§ **EXERCISE MATERIALS**:
[start]

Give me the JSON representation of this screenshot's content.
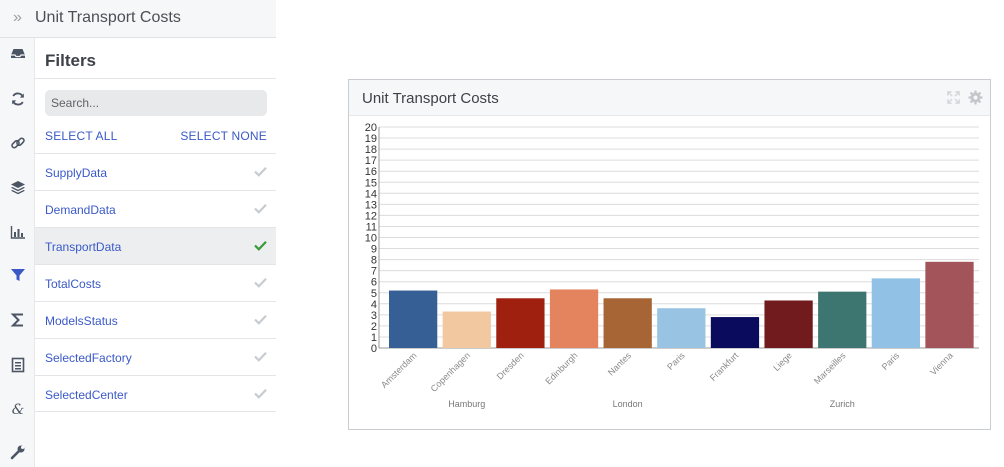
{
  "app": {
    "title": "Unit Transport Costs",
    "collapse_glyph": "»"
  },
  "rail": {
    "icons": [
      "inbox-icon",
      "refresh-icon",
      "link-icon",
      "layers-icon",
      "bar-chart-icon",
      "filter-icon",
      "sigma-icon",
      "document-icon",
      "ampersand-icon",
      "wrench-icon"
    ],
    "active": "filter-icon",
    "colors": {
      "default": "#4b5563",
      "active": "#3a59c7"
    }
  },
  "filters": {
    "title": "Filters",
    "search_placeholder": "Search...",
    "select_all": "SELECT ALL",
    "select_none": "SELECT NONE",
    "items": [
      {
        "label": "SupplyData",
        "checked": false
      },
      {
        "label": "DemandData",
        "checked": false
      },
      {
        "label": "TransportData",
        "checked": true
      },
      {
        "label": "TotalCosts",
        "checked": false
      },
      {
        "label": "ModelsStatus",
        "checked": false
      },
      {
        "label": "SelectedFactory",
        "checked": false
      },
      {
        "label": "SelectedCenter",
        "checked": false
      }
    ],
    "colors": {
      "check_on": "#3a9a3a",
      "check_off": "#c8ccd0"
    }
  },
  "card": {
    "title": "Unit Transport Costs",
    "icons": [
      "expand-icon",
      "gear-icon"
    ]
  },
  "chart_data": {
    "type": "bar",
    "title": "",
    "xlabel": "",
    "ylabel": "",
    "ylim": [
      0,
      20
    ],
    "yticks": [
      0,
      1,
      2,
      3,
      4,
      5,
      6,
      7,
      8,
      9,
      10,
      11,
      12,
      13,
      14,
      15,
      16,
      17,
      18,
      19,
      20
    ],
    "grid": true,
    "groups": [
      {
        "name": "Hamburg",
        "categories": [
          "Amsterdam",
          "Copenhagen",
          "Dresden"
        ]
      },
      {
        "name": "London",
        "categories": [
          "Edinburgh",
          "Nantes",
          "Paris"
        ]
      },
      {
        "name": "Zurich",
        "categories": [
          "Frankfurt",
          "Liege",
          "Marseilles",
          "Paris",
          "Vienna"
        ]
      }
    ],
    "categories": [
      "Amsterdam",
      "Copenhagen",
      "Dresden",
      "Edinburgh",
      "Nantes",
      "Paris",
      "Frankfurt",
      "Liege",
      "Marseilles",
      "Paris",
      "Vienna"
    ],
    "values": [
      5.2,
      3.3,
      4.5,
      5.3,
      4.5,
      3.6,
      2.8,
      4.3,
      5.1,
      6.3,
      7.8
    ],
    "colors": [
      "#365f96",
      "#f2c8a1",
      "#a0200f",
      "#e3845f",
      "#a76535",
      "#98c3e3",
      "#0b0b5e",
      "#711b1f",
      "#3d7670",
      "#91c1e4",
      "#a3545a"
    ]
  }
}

[end]

Repeat the data exactly, dropping every picture it holds.

Give me the JSON representation of this screenshot's content.
{
  "app": {
    "title": "Unit Transport Costs",
    "collapse_glyph": "»"
  },
  "rail": {
    "icons": [
      "inbox-icon",
      "refresh-icon",
      "link-icon",
      "layers-icon",
      "bar-chart-icon",
      "filter-icon",
      "sigma-icon",
      "document-icon",
      "ampersand-icon",
      "wrench-icon"
    ],
    "active": "filter-icon",
    "colors": {
      "default": "#4b5563",
      "active": "#3a59c7"
    }
  },
  "filters": {
    "title": "Filters",
    "search_placeholder": "Search...",
    "select_all": "SELECT ALL",
    "select_none": "SELECT NONE",
    "items": [
      {
        "label": "SupplyData",
        "checked": false
      },
      {
        "label": "DemandData",
        "checked": false
      },
      {
        "label": "TransportData",
        "checked": true
      },
      {
        "label": "TotalCosts",
        "checked": false
      },
      {
        "label": "ModelsStatus",
        "checked": false
      },
      {
        "label": "SelectedFactory",
        "checked": false
      },
      {
        "label": "SelectedCenter",
        "checked": false
      }
    ],
    "colors": {
      "check_on": "#3a9a3a",
      "check_off": "#c8ccd0"
    }
  },
  "card": {
    "title": "Unit Transport Costs",
    "icons": [
      "expand-icon",
      "gear-icon"
    ]
  },
  "chart_data": {
    "type": "bar",
    "title": "",
    "xlabel": "",
    "ylabel": "",
    "ylim": [
      0,
      20
    ],
    "yticks": [
      0,
      1,
      2,
      3,
      4,
      5,
      6,
      7,
      8,
      9,
      10,
      11,
      12,
      13,
      14,
      15,
      16,
      17,
      18,
      19,
      20
    ],
    "grid": true,
    "groups": [
      {
        "name": "Hamburg",
        "categories": [
          "Amsterdam",
          "Copenhagen",
          "Dresden"
        ]
      },
      {
        "name": "London",
        "categories": [
          "Edinburgh",
          "Nantes",
          "Paris"
        ]
      },
      {
        "name": "Zurich",
        "categories": [
          "Frankfurt",
          "Liege",
          "Marseilles",
          "Paris",
          "Vienna"
        ]
      }
    ],
    "categories": [
      "Amsterdam",
      "Copenhagen",
      "Dresden",
      "Edinburgh",
      "Nantes",
      "Paris",
      "Frankfurt",
      "Liege",
      "Marseilles",
      "Paris",
      "Vienna"
    ],
    "values": [
      5.2,
      3.3,
      4.5,
      5.3,
      4.5,
      3.6,
      2.8,
      4.3,
      5.1,
      6.3,
      7.8
    ],
    "colors": [
      "#365f96",
      "#f2c8a1",
      "#a0200f",
      "#e3845f",
      "#a76535",
      "#98c3e3",
      "#0b0b5e",
      "#711b1f",
      "#3d7670",
      "#91c1e4",
      "#a3545a"
    ]
  }
}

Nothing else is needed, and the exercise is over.